Start DATASET EXCERPTS

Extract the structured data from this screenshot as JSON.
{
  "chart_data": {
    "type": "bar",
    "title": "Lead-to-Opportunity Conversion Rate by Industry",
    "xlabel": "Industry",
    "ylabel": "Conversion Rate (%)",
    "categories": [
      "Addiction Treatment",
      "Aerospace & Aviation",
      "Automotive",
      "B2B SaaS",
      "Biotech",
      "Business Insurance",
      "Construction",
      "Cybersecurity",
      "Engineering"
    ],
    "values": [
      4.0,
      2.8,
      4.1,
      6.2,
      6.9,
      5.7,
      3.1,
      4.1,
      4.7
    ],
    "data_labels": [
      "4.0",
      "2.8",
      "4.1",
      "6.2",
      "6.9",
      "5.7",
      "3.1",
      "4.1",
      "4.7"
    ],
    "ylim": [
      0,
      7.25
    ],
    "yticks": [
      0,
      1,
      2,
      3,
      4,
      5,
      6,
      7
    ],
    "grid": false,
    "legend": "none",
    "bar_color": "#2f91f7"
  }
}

End DATASET EXCERPTS

PROBLEM - Select all lines in the listing that include the word "Rate".

SOLUTION TO THIS TASK -
    "title": "Lead-to-Opportunity Conversion Rate by Industry",
    "ylabel": "Conversion Rate (%)",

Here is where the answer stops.